:: WORK INSTRUCTIONS ::
Reproduce each line that includes the word "Windows".

:: DATASET EXCERPTS ::
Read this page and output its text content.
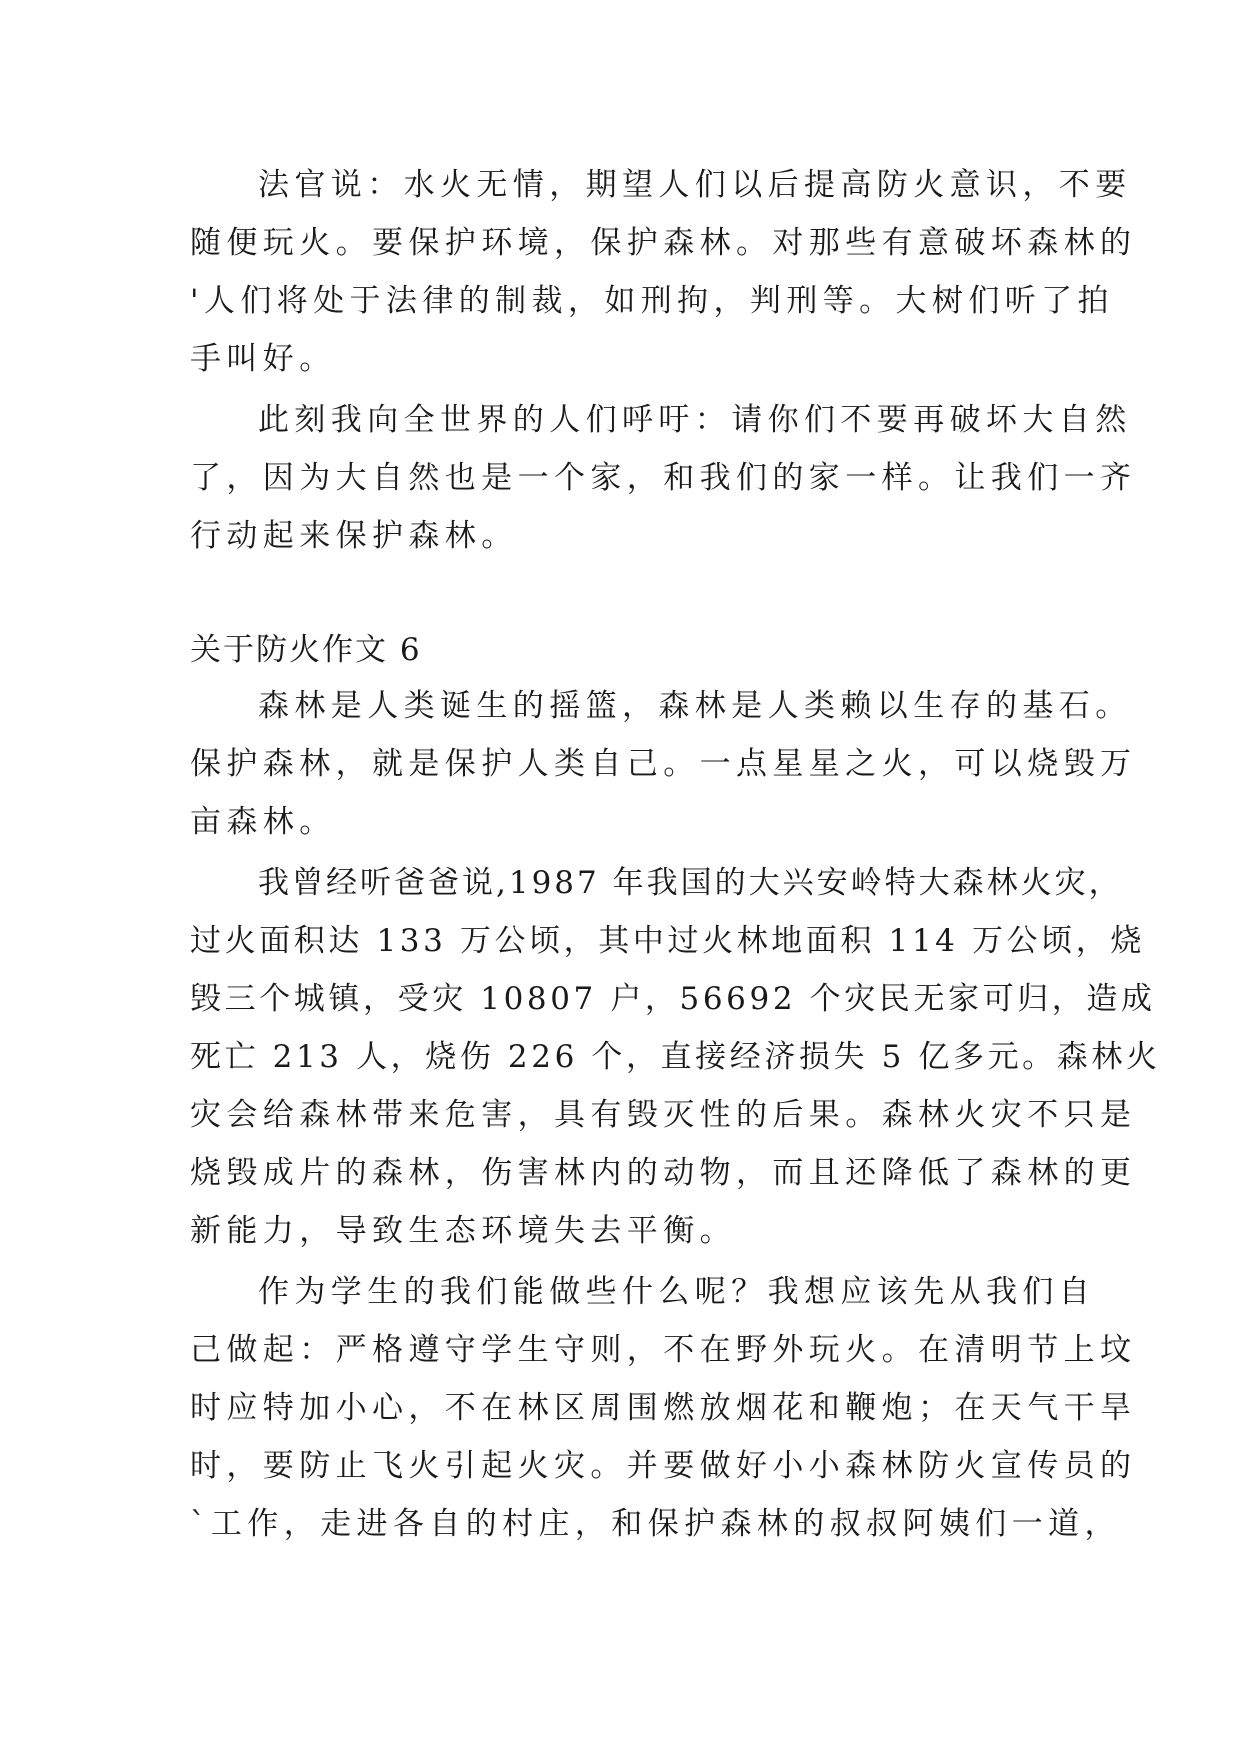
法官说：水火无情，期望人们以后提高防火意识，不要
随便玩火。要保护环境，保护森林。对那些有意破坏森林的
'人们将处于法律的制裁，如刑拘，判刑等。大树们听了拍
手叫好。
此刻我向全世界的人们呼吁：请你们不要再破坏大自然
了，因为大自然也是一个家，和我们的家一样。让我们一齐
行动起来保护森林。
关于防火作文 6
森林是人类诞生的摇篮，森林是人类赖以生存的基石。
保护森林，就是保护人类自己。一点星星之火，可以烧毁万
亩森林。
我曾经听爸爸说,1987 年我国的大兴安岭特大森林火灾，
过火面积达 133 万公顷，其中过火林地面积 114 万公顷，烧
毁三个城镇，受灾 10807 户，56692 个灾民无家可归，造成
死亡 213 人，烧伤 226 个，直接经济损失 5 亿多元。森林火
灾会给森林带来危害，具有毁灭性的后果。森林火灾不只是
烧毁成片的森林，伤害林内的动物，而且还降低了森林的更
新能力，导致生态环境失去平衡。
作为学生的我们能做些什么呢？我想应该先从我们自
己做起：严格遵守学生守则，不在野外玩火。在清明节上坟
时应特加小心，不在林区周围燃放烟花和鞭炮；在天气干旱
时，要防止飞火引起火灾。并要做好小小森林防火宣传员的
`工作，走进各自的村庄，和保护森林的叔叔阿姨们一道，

---

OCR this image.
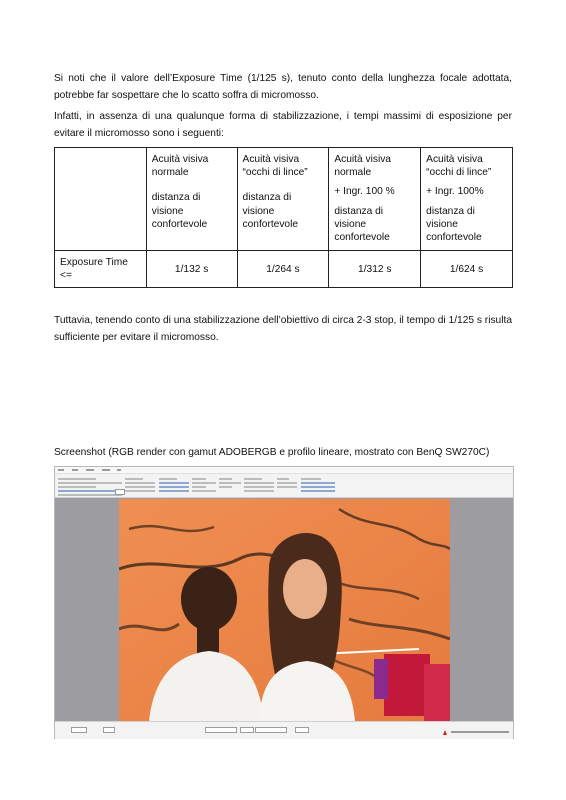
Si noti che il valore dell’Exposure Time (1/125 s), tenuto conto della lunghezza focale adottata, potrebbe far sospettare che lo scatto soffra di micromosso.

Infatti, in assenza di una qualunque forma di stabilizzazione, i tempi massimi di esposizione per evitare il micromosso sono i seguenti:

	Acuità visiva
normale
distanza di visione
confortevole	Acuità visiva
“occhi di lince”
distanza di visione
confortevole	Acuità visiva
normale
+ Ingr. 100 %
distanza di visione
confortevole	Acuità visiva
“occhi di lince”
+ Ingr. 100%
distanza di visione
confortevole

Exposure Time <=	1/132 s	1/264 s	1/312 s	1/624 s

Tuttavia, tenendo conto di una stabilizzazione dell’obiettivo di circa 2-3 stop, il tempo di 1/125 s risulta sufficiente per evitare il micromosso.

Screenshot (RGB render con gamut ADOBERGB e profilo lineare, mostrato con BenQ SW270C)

---

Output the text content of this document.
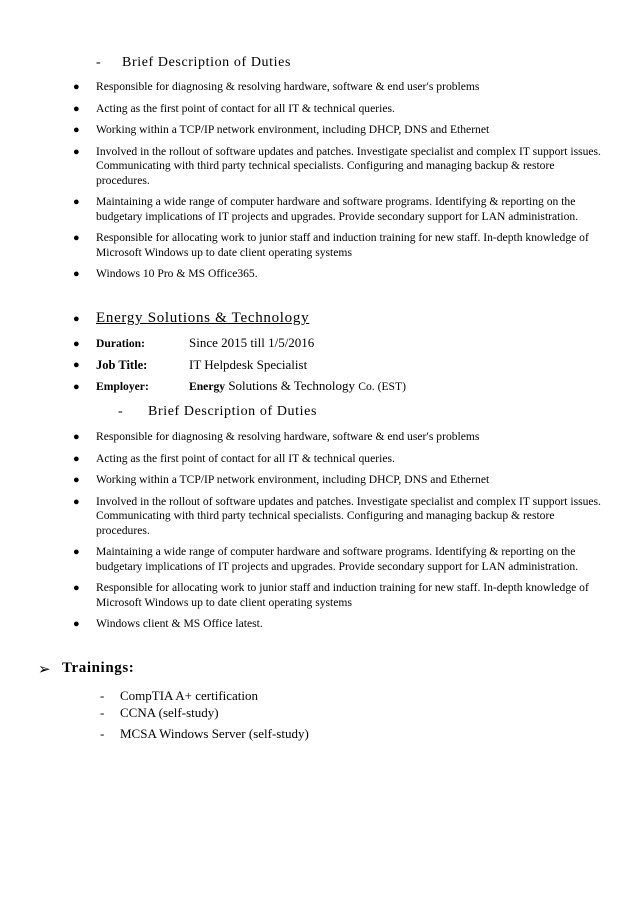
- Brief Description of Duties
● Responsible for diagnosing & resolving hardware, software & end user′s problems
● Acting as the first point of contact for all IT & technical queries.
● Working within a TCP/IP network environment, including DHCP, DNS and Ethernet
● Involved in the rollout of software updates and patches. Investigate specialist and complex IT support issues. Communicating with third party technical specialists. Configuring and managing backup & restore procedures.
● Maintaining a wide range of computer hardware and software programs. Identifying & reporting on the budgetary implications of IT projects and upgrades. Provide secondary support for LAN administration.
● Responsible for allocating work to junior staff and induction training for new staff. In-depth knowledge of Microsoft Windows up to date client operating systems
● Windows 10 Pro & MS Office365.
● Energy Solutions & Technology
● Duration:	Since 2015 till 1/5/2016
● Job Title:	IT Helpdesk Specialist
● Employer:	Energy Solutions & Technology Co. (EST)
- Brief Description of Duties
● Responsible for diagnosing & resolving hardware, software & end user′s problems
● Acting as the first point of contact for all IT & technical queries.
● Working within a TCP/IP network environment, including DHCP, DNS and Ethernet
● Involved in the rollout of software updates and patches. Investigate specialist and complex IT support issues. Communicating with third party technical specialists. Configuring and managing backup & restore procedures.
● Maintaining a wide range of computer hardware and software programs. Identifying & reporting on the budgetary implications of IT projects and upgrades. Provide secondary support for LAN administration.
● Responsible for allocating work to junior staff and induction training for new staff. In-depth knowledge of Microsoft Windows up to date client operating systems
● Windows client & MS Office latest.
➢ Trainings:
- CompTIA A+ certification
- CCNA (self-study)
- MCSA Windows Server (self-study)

:: SOLUTION ::
● Responsible for allocating work to junior staff and induction training for new staff. In-depth knowledge of Microsoft Windows up to date client operating systems
● Windows 10 Pro & MS Office365.
● Responsible for allocating work to junior staff and induction training for new staff. In-depth knowledge of Microsoft Windows up to date client operating systems
● Windows client & MS Office latest.
- MCSA Windows Server (self-study)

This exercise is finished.